Available data START

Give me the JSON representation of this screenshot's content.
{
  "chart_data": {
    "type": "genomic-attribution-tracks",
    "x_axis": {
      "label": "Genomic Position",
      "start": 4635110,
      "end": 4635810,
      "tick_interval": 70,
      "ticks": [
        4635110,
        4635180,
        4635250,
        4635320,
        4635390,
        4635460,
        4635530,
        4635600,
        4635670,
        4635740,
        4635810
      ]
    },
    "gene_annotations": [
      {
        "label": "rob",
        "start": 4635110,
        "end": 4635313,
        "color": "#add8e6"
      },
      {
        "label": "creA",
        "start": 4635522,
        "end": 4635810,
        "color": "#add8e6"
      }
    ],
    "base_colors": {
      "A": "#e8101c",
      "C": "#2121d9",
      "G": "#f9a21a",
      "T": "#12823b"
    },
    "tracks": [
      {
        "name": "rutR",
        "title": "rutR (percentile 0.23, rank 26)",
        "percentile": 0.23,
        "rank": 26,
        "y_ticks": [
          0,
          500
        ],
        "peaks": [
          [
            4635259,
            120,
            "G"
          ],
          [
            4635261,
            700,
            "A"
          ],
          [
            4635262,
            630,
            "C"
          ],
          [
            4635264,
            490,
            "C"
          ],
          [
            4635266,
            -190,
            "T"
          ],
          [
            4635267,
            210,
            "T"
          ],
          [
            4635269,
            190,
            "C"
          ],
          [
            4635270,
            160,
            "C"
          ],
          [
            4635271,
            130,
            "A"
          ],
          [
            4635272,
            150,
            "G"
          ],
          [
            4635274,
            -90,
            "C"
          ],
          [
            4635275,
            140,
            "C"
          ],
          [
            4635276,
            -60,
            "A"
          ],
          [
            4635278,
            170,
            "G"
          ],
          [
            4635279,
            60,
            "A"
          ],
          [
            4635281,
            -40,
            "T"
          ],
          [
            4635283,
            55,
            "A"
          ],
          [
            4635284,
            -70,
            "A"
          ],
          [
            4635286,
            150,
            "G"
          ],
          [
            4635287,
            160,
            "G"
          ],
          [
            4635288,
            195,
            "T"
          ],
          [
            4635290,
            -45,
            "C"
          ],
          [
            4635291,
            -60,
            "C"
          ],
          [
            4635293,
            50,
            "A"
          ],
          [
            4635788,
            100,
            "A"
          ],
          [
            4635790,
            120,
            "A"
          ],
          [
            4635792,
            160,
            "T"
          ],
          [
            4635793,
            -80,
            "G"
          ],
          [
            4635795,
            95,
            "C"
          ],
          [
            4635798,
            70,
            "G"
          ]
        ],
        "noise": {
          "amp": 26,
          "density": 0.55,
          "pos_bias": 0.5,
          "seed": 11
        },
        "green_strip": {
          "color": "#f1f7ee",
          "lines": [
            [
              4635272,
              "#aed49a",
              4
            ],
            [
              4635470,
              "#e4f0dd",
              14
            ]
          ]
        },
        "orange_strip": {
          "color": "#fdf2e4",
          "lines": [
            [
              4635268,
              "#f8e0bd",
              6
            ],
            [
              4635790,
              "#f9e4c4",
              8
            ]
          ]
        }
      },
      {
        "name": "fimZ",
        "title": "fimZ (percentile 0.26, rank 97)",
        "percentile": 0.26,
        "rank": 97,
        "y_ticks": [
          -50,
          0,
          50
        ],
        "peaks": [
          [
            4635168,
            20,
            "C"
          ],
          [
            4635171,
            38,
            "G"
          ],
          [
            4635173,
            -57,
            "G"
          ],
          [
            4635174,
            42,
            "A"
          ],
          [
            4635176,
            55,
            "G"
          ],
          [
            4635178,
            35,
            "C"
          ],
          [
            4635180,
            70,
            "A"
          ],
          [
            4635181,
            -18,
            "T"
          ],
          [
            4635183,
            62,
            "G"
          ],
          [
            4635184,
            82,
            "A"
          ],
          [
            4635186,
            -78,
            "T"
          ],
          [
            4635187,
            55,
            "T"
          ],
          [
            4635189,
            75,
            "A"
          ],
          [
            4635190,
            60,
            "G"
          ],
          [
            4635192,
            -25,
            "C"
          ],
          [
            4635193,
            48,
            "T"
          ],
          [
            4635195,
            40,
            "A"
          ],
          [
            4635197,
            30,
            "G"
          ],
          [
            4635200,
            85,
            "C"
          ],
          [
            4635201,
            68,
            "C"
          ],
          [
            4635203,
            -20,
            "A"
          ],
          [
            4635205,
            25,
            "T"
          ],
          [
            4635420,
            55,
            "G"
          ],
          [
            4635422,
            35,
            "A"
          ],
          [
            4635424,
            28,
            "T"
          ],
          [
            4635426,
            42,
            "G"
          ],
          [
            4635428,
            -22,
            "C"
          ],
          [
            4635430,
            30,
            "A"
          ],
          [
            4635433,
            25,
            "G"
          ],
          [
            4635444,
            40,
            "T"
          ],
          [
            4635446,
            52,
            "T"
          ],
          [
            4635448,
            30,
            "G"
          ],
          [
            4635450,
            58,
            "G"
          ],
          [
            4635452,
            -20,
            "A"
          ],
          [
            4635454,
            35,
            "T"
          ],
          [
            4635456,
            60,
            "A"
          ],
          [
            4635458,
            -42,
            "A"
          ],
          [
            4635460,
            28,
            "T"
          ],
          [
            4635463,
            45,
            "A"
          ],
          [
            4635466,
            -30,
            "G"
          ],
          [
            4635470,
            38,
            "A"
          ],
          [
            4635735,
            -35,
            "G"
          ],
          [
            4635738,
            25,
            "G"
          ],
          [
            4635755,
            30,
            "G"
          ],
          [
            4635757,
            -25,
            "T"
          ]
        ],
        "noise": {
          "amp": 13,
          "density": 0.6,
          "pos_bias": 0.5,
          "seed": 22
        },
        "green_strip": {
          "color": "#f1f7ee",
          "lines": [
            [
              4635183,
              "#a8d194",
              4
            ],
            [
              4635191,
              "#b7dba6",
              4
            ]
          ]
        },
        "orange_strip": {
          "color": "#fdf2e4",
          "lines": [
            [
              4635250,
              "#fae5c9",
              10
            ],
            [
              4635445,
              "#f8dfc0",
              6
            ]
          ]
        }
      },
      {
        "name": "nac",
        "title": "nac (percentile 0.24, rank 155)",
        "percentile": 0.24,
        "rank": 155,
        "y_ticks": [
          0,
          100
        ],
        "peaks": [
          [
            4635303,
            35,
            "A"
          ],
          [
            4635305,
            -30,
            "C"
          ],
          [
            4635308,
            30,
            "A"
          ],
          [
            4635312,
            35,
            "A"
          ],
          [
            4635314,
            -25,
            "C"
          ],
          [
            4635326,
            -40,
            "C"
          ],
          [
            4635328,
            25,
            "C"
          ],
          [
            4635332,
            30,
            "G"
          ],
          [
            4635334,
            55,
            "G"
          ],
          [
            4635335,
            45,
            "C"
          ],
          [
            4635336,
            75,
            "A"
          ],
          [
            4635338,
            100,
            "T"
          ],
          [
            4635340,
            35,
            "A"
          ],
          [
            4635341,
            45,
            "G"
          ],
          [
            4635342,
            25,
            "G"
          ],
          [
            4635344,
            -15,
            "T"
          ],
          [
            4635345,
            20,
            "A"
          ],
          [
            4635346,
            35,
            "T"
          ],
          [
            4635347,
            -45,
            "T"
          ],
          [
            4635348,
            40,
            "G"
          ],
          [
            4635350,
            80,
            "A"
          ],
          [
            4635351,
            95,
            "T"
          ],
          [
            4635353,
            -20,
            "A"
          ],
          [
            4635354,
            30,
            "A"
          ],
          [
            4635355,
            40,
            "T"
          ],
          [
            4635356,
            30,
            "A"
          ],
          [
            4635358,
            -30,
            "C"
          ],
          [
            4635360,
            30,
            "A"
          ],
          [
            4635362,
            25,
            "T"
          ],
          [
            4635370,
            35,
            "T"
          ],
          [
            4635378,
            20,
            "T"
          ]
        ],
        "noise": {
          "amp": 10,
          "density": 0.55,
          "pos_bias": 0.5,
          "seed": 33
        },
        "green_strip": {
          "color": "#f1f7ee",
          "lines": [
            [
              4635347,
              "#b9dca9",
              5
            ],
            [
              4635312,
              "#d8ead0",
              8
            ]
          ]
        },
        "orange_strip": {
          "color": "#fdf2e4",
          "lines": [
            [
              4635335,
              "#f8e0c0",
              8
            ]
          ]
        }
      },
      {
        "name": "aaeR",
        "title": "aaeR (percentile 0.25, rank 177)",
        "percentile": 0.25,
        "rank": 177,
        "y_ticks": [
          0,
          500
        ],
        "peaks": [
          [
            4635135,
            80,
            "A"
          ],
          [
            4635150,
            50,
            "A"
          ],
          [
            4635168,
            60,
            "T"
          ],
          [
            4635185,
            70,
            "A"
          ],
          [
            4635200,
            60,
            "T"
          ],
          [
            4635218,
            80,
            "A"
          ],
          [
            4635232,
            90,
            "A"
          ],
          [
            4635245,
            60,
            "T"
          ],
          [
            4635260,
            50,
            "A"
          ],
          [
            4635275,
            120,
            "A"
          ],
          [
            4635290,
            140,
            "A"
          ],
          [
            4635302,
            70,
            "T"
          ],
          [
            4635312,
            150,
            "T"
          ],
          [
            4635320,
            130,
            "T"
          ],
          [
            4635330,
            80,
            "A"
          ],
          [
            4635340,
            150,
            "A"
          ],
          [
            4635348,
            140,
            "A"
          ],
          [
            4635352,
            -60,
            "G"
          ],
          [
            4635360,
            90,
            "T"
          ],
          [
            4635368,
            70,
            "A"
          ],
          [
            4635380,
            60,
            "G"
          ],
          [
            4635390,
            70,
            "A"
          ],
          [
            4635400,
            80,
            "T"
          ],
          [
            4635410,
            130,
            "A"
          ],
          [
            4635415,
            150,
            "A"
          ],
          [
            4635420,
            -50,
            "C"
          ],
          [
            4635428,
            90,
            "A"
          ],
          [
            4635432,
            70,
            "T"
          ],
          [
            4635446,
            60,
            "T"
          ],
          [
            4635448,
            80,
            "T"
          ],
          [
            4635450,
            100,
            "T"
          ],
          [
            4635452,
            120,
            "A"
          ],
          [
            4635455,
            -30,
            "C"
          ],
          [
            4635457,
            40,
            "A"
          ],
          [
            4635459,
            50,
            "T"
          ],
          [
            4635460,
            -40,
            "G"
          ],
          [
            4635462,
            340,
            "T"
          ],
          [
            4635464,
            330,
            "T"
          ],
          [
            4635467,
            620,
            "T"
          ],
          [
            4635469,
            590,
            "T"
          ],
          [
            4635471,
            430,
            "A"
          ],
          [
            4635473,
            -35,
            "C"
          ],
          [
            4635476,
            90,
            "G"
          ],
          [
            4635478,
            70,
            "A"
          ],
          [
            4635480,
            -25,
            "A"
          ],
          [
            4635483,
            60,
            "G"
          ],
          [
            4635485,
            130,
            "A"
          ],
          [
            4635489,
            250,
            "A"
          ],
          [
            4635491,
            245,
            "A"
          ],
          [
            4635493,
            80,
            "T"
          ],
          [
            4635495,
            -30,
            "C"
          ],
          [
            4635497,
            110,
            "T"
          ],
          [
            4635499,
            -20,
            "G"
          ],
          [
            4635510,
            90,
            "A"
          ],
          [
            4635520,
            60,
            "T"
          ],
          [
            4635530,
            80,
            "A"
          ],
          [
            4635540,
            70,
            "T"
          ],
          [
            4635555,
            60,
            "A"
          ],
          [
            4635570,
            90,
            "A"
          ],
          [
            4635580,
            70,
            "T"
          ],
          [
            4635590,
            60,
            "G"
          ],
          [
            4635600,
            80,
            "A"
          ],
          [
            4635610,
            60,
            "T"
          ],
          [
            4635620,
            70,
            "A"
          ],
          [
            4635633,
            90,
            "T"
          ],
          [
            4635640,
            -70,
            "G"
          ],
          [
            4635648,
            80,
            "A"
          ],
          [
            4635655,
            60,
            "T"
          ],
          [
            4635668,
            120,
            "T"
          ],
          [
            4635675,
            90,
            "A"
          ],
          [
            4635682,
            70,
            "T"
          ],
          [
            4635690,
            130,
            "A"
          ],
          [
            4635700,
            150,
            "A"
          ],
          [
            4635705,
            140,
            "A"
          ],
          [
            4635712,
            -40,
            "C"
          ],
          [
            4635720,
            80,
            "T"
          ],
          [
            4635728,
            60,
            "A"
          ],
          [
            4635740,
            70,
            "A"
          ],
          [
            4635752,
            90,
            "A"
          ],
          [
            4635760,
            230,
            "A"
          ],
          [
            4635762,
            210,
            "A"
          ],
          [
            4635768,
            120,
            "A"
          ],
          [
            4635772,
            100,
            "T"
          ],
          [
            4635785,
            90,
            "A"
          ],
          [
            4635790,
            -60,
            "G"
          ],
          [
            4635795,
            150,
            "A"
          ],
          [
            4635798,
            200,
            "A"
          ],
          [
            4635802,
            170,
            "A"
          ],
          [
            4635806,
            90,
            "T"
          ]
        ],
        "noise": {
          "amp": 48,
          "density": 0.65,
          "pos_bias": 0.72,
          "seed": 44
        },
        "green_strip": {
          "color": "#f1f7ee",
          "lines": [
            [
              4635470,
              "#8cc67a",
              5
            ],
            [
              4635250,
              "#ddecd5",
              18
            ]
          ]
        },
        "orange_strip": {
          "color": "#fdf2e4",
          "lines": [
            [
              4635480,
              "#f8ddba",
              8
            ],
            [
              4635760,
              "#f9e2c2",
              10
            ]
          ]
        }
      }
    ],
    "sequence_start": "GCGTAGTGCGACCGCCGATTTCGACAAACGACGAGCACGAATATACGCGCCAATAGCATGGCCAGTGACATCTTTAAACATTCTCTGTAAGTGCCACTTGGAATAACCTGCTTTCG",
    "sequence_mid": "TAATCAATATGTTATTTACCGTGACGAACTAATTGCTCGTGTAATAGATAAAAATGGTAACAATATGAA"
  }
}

Available data END

Work to complete: Look through the entries above for the word "title". Copy every line where it shows up.

Answer to this exercise:
        "title": "rutR (percentile 0.23, rank 26)",
        "title": "fimZ (percentile 0.26, rank 97)",
        "title": "nac (percentile 0.24, rank 155)",
        "title": "aaeR (percentile 0.25, rank 177)",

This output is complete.